WHAT THIS TASK INVOLVES
Put this sentence from the bug report into Spanish: "For example, local S-ATA or SAS disks with write cache enabled will need to run with barriers in order to survive a system outage or crash."

Bug 618798

Summary: IO Barriers for filesystems causes severe performance drop with DB2
Product: Red Hat Enterprise Linux 6 Reporter: Sanjay Rao <srao>
Component: kernelAssignee: chellwig <chellwig>
Status: CLOSED DUPLICATE QA Contact: Red Hat Kernel QE team <kernel-qe>
Severity: high Docs Contact:
Priority: low    
Version: 6.0CC: esandeen, rwheeler
Target Milestone: rcKeywords: RHELNAK
Target Release: ---   
Hardware: All   
OS: Linux   
Whiteboard:
Fixed In Version: Doc Type: Bug Fix
Doc Text:
The Linux barrier mount option allows file systems to run safely on storage devices that have an enabled, non-battery backed write cache. For example, local S-ATA or SAS disks with write cache enabled will need to run with barriers in order to survive a system outage or crash. File systems that live on top of high end storage, for example an external disk array or internal hardware RAID card with internal battery support, do not benefit or need this. For this second class of devices, the file system should be mounted with "-o nobarrier" as a mount option.

Box annotation data:
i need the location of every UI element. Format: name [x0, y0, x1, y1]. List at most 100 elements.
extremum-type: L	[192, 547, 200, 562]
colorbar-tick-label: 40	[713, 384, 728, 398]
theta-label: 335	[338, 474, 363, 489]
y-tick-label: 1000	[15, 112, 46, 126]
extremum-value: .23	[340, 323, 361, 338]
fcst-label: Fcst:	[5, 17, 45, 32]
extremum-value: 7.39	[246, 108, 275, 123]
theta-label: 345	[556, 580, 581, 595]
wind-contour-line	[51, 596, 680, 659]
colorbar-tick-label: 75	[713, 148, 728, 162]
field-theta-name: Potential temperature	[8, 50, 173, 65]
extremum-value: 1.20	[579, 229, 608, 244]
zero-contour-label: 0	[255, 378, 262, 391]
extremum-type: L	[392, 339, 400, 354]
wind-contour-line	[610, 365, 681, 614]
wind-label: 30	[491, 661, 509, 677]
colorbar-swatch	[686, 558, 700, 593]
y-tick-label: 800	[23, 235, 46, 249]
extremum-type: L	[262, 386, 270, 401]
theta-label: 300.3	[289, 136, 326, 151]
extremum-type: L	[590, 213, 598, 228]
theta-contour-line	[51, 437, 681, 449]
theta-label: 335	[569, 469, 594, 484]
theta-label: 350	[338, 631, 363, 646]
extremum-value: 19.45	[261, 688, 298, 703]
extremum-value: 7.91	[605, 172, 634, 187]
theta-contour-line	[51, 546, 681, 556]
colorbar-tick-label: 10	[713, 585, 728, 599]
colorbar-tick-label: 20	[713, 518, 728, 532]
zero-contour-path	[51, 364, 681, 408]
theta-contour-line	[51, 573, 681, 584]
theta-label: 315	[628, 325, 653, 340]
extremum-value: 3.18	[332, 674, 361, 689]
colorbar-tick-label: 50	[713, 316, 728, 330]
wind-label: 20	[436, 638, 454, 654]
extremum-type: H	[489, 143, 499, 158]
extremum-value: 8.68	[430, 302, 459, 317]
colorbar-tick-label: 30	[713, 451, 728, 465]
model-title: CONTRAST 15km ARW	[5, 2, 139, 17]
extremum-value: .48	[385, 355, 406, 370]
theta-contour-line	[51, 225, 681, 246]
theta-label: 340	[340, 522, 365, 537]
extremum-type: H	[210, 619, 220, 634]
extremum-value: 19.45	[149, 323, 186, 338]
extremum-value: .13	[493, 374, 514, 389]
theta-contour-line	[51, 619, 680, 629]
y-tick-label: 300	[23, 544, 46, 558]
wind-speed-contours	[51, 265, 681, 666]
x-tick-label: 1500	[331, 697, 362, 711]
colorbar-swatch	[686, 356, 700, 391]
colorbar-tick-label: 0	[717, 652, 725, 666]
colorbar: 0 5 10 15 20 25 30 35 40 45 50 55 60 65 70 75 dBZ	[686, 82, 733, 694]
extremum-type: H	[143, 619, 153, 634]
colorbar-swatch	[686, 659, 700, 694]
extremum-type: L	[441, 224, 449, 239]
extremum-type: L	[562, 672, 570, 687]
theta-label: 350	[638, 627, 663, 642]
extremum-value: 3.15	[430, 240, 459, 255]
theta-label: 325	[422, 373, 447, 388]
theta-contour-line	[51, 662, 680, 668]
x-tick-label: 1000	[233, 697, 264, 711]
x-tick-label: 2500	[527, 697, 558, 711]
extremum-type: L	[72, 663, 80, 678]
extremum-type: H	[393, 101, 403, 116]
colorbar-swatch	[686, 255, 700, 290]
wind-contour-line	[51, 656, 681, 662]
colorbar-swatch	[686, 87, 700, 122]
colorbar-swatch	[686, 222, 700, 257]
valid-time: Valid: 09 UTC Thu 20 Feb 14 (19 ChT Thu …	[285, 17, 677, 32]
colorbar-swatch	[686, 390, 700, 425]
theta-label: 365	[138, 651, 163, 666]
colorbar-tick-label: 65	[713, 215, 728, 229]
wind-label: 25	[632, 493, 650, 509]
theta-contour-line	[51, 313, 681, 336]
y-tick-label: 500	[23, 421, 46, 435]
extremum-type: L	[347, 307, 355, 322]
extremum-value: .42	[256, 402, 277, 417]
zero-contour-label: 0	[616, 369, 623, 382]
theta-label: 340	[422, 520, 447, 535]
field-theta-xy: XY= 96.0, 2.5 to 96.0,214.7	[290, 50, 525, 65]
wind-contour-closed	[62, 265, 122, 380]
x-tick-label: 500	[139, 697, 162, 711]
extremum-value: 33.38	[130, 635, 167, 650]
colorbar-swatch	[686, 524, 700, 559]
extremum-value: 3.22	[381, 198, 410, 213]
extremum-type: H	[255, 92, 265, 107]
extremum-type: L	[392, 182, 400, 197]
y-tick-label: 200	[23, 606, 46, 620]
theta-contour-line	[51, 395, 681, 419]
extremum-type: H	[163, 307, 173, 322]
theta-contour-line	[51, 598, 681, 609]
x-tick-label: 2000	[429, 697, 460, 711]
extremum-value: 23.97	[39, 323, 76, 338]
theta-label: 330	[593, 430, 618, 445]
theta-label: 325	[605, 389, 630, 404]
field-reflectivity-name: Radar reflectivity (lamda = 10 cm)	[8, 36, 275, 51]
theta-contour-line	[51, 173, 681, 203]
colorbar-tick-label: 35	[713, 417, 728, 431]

SOLUTION
Por ejemplo, los discos S-ATA o SAS locales con la caché de escritura habilitada necesitarán funcionar con barreras para sobrevivir a una interrupción o a una caída del sistema.